DESCRIPTION OF THE TASK ▸
Using the entries that follow, collect the lines where the word "عليه" appears.

AVAILABLE DATA ▸
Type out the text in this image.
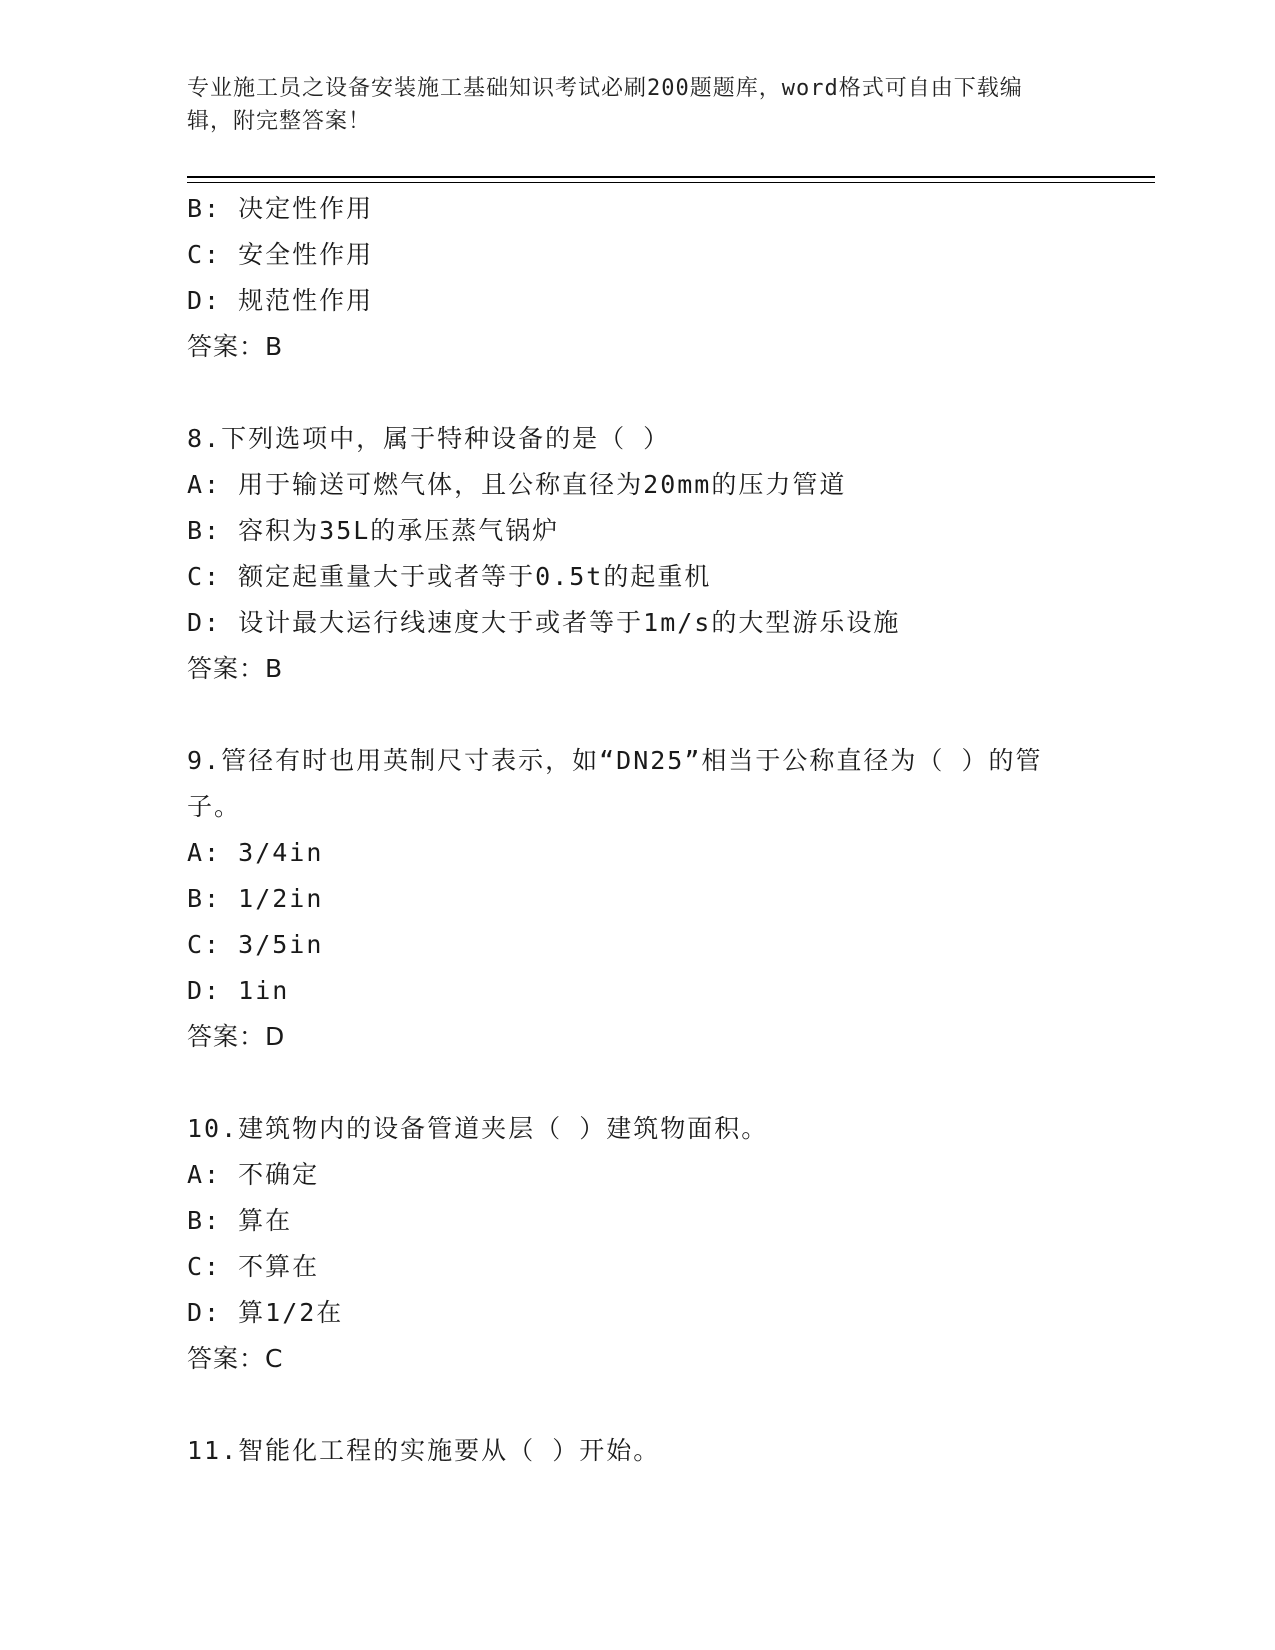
专业施工员之设备安装施工基础知识考试必刷200题题库，word格式可自由下载编辑，附完整答案！
B: 决定性作用
C: 安全性作用
D: 规范性作用
答案：B
8.下列选项中，属于特种设备的是（ ）
A: 用于输送可燃气体，且公称直径为20mm的压力管道
B: 容积为35L的承压蒸气锅炉
C: 额定起重量大于或者等于0.5t的起重机
D: 设计最大运行线速度大于或者等于1m/s的大型游乐设施
答案：B
9.管径有时也用英制尺寸表示，如“DN25”相当于公称直径为（ ）的管子。
A: 3/4in
B: 1/2in
C: 3/5in
D: 1in
答案：D
10.建筑物内的设备管道夹层（ ）建筑物面积。
A: 不确定
B: 算在
C: 不算在
D: 算1/2在
答案：C
11.智能化工程的实施要从（ ）开始。
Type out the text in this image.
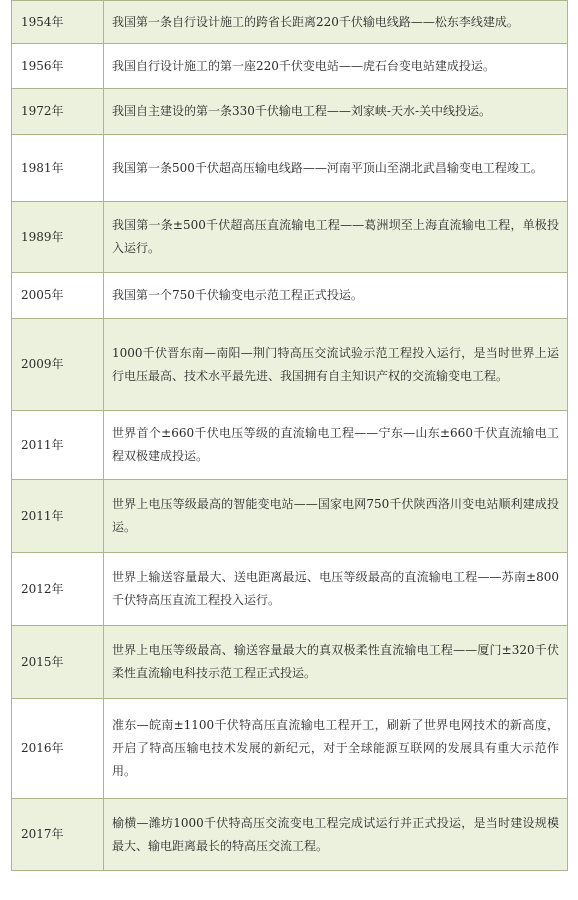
1954年	我国第一条自行设计施工的跨省长距离220千伏输电线路——松东李线建成。
1956年	我国自行设计施工的第一座220千伏变电站——虎石台变电站建成投运。
1972年	我国自主建设的第一条330千伏输电工程——刘家峡-天水-关中线投运。
1981年	我国第一条500千伏超高压输电线路——河南平顶山至湖北武昌输变电工程竣工。
1989年	我国第一条±500千伏超高压直流输电工程——葛洲坝至上海直流输电工程，单极投入运行。
2005年	我国第一个750千伏输变电示范工程正式投运。
2009年	1000千伏晋东南—南阳—荆门特高压交流试验示范工程投入运行，是当时世界上运行电压最高、技术水平最先进、我国拥有自主知识产权的交流输变电工程。
2011年	世界首个±660千伏电压等级的直流输电工程——宁东—山东±660千伏直流输电工程双极建成投运。
2011年	世界上电压等级最高的智能变电站——国家电网750千伏陕西洛川变电站顺利建成投运。
2012年	世界上输送容量最大、送电距离最远、电压等级最高的直流输电工程——苏南±800千伏特高压直流工程投入运行。
2015年	世界上电压等级最高、输送容量最大的真双极柔性直流输电工程——厦门±320千伏柔性直流输电科技示范工程正式投运。
2016年	准东—皖南±1100千伏特高压直流输电工程开工，刷新了世界电网技术的新高度，开启了特高压输电技术发展的新纪元，对于全球能源互联网的发展具有重大示范作用。
2017年	榆横—潍坊1000千伏特高压交流变电工程完成试运行并正式投运，是当时建设规模最大、输电距离最长的特高压交流工程。
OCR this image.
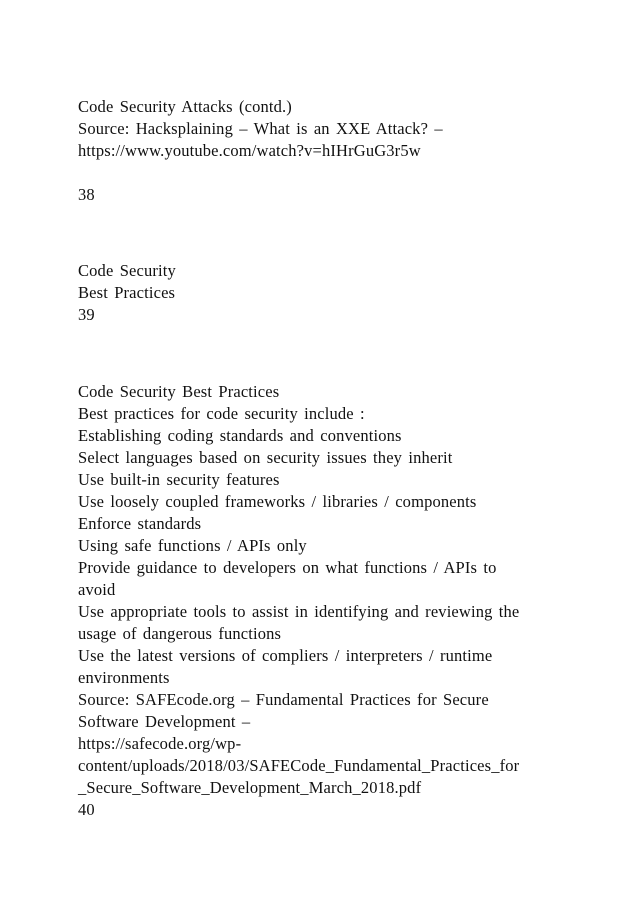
Code Security Attacks (contd.)
Source: Hacksplaining – What is an XXE Attack? –
https://www.youtube.com/watch?v=hIHrGuG3r5w
38
Code Security
Best Practices
39
Code Security Best Practices
Best practices for code security include :
Establishing coding standards and conventions
Select languages based on security issues they inherit
Use built-in security features
Use loosely coupled frameworks / libraries / components
Enforce standards
Using safe functions / APIs only
Provide guidance to developers on what functions / APIs to
avoid
Use appropriate tools to assist in identifying and reviewing the
usage of dangerous functions
Use the latest versions of compliers / interpreters / runtime
environments
Source: SAFEcode.org – Fundamental Practices for Secure
Software Development –
https://safecode.org/wp-
content/uploads/2018/03/SAFECode_Fundamental_Practices_for
_Secure_Software_Development_March_2018.pdf
40
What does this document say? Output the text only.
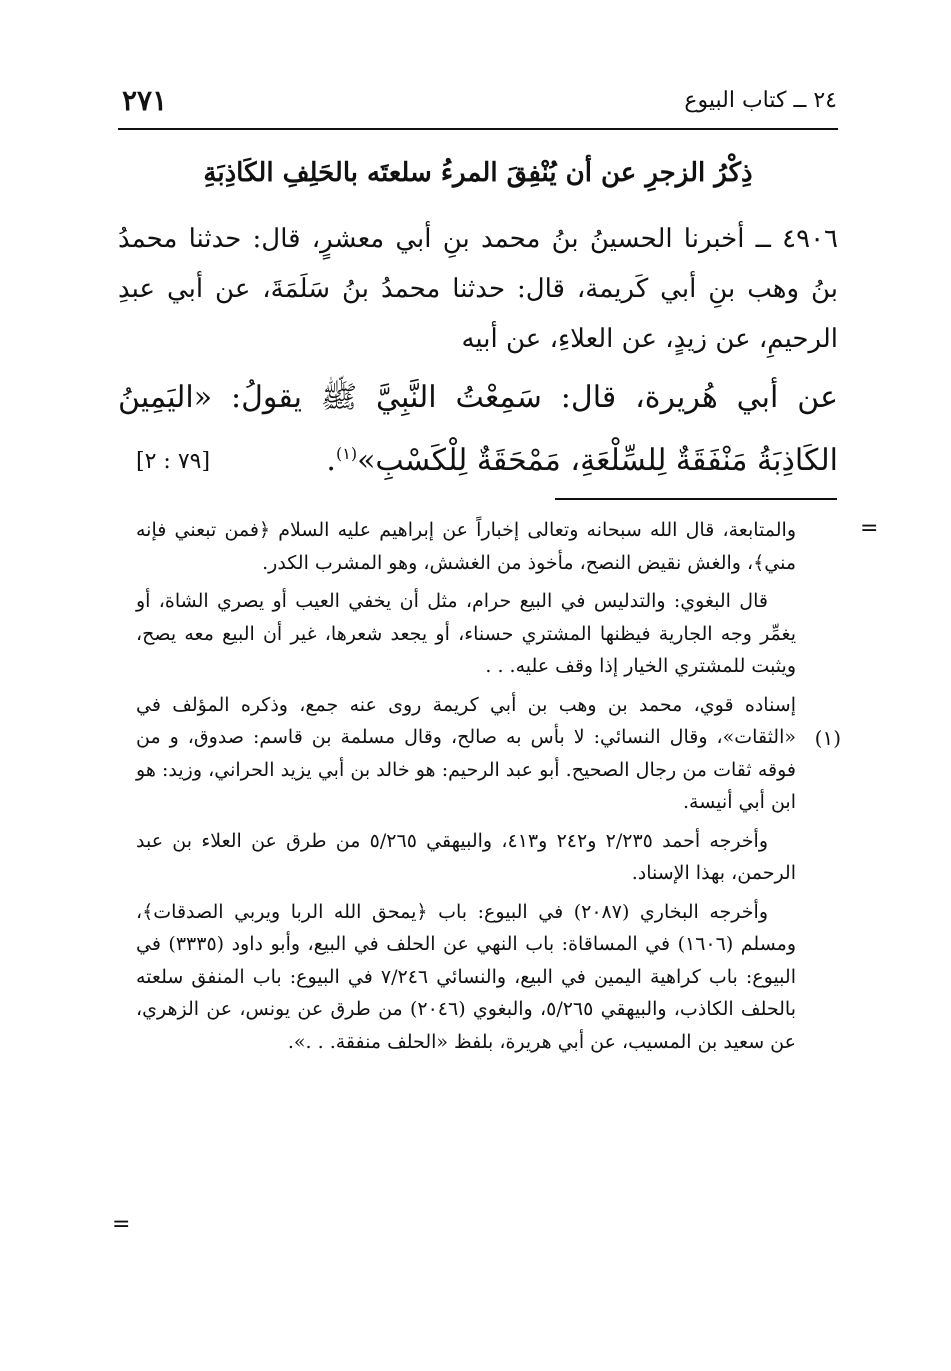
٢٤ ــ كتاب البيوع
٢٧١
ذِكْرُ الزجرِ عن أن يُنْفِقَ المرءُ سلعتَه بالحَلِفِ الكَاذِبَةِ

٤٩٠٦ ــ أخبرنا الحسينُ بنُ محمد بنِ أبي معشرٍ، قال: حدثنا محمدُ بنُ وهب بنِ أبي كَريمة، قال: حدثنا محمدُ بنُ سَلَمَةَ، عن أبي عبدِ الرحيمِ، عن زيدٍ، عن العلاءِ، عن أبيه

عن أبي هُريرة، قال: سَمِعْتُ النَّبِيَّ ﷺ يقولُ: «اليَمِينُ الكَاذِبَةُ مَنْفَقَةٌ لِلسِّلْعَةِ، مَمْحَقَةٌ لِلْكَسْبِ»$^{(١)}$.

[٧٩ : ٢]
=

والمتابعة، قال الله سبحانه وتعالى إخباراً عن إبراهيم عليه السلام ﴿فمن تبعني فإنه مني﴾، والغش نقيض النصح، مأخوذ من الغشش، وهو المشرب الكدر.

قال البغوي: والتدليس في البيع حرام، مثل أن يخفي العيب أو يصري الشاة، أو يغمِّر وجه الجارية فيظنها المشتري حسناء، أو يجعد شعرها، غير أن البيع معه يصح، ويثبت للمشتري الخيار إذا وقف عليه. . .

إسناده قوي، محمد بن وهب بن أبي كريمة روى عنه جمع، وذكره المؤلف في «الثقات»، وقال النسائي: لا بأس به صالح، وقال مسلمة بن قاسم: صدوق، و من فوقه ثقات من رجال الصحيح. أبو عبد الرحيم: هو خالد بن أبي يزيد الحراني، وزيد: هو ابن أبي أنيسة.

وأخرجه أحمد ٢/٢٣٥ و٢٤٢ و٤١٣، والبيهقي ٥/٢٦٥ من طرق عن العلاء بن عبد الرحمن، بهذا الإسناد.

وأخرجه البخاري (٢٠٨٧) في البيوع: باب ﴿يمحق الله الربا ويربي الصدقات﴾، ومسلم (١٦٠٦) في المساقاة: باب النهي عن الحلف في البيع، وأبو داود (٣٣٣٥) في البيوع: باب كراهية اليمين في البيع، والنسائي ٧/٢٤٦ في البيوع: باب المنفق سلعته بالحلف الكاذب، والبيهقي ٥/٢٦٥، والبغوي (٢٠٤٦) من طرق عن يونس، عن الزهري، عن سعيد بن المسيب، عن أبي هريرة، بلفظ «الحلف منفقة. . .».

(١)
=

RESPONSE ▸
والمتابعة، قال الله سبحانه وتعالى إخباراً عن إبراهيم عليه السلام ﴿فمن تبعني فإنه مني﴾، والغش نقيض النصح، مأخوذ من الغشش، وهو المشرب الكدر.
قال البغوي: والتدليس في البيع حرام، مثل أن يخفي العيب أو يصري الشاة، أو يغمِّر وجه الجارية فيظنها المشتري حسناء، أو يجعد شعرها، غير أن البيع معه يصح، ويثبت للمشتري الخيار إذا وقف عليه. . .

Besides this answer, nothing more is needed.